● WHAT THE EXERCISE ASKS
Every record here should be printed again exactly.

[Entries from a dataset]
..............................
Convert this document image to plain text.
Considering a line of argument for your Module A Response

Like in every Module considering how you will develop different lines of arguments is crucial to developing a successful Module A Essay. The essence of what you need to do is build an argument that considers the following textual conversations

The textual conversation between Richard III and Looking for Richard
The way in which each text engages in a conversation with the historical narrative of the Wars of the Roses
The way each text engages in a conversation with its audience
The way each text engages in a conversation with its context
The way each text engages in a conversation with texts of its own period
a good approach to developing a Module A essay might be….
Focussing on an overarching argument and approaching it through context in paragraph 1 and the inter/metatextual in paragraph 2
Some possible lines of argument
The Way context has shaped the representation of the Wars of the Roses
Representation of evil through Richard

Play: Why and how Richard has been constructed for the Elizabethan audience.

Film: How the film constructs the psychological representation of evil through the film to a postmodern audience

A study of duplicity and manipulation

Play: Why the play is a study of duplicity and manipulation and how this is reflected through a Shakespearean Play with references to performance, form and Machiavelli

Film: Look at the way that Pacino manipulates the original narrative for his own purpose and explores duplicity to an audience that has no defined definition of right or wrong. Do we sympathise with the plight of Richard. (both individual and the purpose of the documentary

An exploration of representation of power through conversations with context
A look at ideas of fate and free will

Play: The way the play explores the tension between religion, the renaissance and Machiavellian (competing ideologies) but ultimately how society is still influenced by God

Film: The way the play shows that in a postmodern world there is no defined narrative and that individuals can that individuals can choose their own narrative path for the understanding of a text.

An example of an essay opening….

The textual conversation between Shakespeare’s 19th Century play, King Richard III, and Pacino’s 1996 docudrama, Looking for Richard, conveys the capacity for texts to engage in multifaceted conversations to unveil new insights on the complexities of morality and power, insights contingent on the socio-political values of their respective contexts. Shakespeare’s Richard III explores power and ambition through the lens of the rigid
..............................
● TASK SOLUTION
Convert this document image to plain text.
Considering a line of argument for your Module A Response

Like in every Module considering how you will develop different lines of arguments is crucial to developing a successful Module A Essay. The essence of what you need to do is build an argument that considers the following textual conversations

The textual conversation between Richard III and Looking for Richard
The way in which each text engages in a conversation with the historical narrative of the Wars of the Roses
The way each text engages in a conversation with its audience
The way each text engages in a conversation with its context
The way each text engages in a conversation with texts of its own period
a good approach to developing a Module A essay might be….
Focussing on an overarching argument and approaching it through context in paragraph 1 and the inter/metatextual in paragraph 2
Some possible lines of argument
The Way context has shaped the representation of the Wars of the Roses
Representation of evil through Richard

Play: Why and how Richard has been constructed for the Elizabethan audience.

Film: How the film constructs the psychological representation of evil through the film to a postmodern audience

A study of duplicity and manipulation

Play: Why the play is a study of duplicity and manipulation and how this is reflected through a Shakespearean Play with references to performance, form and Machiavelli

Film: Look at the way that Pacino manipulates the original narrative for his own purpose and explores duplicity to an audience that has no defined definition of right or wrong. Do we sympathise with the plight of Richard. (both individual and the purpose of the documentary

An exploration of representation of power through conversations with context
A look at ideas of fate and free will

Play: The way the play explores the tension between religion, the renaissance and Machiavellian (competing ideologies) but ultimately how society is still influenced by God

Film: The way the play shows that in a postmodern world there is no defined narrative and that individuals can that individuals can choose their own narrative path for the understanding of a text.

An example of an essay opening….

The textual conversation between Shakespeare’s 19th Century play, King Richard III, and Pacino’s 1996 docudrama, Looking for Richard, conveys the capacity for texts to engage in multifaceted conversations to unveil new insights on the complexities of morality and power, insights contingent on the socio-political values of their respective contexts. Shakespeare’s Richard III explores power and ambition through the lens of the rigid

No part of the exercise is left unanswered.